Required work.
Filter the entries that follow, copying every line in which the word "Настоящий" appears.

Extracted data entries:
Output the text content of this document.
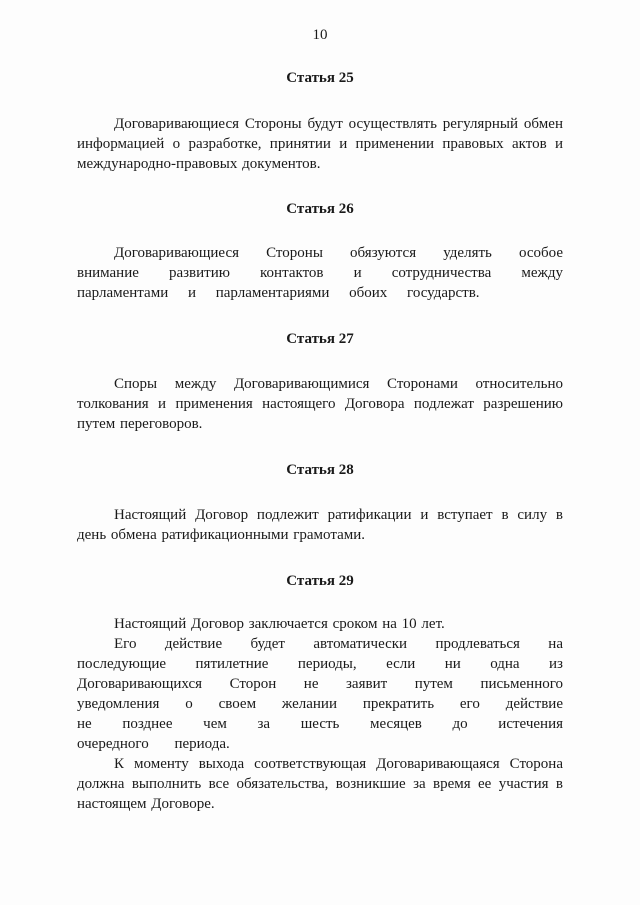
10
Статья 25

Договаривающиеся Стороны будут осуществлять регулярный обмен информацией о разработке, принятии и применении правовых актов и международно-правовых документов.

Статья 26

Договаривающиеся Стороны обязуются уделять особое внимание развитию контактов и сотрудничества между парламентами и парламентариями обоих государств.

Статья 27

Споры между Договаривающимися Сторонами относительно толкования и применения настоящего Договора подлежат разрешению путем переговоров.

Статья 28

Настоящий Договор подлежит ратификации и вступает в силу в день обмена ратификационными грамотами.

Статья 29

Настоящий Договор заключается сроком на 10 лет.

Его действие будет автоматически продлеваться на последующие пятилетние периоды, если ни одна из Договаривающихся Сторон не заявит путем письменного уведомления о своем желании прекратить его действие не позднее чем за шесть месяцев до истечения очередного периода.

К моменту выхода соответствующая Договаривающаяся Сторона должна выполнить все обязательства, возникшие за время ее участия в настоящем Договоре.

In response.
Настоящий Договор подлежит ратификации и вступает в силу в день обмена ратификационными грамотами.
Настоящий Договор заключается сроком на 10 лет.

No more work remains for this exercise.